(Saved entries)
· · · · · · ·
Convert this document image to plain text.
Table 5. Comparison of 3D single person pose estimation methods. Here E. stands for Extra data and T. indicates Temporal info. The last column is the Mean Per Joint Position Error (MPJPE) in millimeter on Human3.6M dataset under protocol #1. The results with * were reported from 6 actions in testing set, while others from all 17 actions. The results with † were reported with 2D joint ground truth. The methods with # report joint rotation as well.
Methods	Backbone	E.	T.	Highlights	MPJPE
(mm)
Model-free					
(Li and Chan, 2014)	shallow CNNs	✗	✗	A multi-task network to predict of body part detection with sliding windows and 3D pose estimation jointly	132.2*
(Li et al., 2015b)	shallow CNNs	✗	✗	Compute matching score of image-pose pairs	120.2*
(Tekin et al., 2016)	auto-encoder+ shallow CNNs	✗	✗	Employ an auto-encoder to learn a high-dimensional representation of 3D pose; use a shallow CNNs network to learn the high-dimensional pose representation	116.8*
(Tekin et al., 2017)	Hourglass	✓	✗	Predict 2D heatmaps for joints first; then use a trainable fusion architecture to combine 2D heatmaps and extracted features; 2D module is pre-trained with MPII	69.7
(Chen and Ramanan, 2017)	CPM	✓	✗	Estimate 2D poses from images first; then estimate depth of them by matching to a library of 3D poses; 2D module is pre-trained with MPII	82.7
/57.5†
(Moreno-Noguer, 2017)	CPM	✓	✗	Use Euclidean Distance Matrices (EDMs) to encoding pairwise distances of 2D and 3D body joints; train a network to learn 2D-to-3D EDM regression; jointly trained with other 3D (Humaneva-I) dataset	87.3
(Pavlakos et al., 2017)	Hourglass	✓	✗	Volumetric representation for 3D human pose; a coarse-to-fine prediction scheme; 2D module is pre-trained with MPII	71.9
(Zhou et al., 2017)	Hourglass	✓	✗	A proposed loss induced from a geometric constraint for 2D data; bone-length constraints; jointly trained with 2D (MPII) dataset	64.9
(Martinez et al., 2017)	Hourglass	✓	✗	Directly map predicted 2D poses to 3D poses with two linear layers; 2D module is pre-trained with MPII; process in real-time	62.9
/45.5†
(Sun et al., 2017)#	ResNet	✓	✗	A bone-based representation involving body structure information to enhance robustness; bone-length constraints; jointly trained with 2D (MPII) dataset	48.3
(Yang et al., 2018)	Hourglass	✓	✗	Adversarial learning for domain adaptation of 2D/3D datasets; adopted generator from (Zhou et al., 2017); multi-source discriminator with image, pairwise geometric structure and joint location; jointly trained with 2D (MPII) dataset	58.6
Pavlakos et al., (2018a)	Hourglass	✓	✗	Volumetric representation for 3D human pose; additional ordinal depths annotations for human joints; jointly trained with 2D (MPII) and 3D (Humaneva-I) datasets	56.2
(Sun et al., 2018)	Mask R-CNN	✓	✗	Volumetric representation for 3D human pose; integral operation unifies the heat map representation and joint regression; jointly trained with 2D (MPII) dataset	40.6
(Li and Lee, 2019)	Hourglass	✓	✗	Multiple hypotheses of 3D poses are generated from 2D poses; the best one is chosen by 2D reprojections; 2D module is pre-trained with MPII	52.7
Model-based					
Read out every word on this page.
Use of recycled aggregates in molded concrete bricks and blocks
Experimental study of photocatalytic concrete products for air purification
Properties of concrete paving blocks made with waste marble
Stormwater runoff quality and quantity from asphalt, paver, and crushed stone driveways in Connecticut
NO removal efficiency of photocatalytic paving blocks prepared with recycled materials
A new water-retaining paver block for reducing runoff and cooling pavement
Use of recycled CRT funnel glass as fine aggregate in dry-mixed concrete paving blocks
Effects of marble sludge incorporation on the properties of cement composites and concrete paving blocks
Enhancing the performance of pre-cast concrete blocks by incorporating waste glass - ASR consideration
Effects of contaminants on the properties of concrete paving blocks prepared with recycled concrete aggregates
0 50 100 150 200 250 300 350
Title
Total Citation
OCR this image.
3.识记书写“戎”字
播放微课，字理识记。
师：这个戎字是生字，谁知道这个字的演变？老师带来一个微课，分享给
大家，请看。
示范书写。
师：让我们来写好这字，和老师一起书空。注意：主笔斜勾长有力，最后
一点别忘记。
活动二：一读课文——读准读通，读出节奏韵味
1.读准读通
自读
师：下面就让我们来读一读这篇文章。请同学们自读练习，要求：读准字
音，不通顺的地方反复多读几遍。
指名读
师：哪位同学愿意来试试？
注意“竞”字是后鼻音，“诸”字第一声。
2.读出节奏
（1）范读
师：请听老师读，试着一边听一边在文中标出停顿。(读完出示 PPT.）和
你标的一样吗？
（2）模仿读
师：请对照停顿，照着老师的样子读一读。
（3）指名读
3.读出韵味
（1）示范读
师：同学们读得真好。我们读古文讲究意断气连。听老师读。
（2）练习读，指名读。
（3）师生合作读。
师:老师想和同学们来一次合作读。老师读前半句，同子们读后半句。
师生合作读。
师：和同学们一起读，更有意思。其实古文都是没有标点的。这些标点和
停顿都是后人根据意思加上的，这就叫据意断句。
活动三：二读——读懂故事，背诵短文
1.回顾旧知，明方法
· · · · · · ·
- **PROBLEM STATEMENT**
Among the entries above, how many lines include the word "MPJPE"? Give the number with no comment.

- **TASK SOLUTION**
2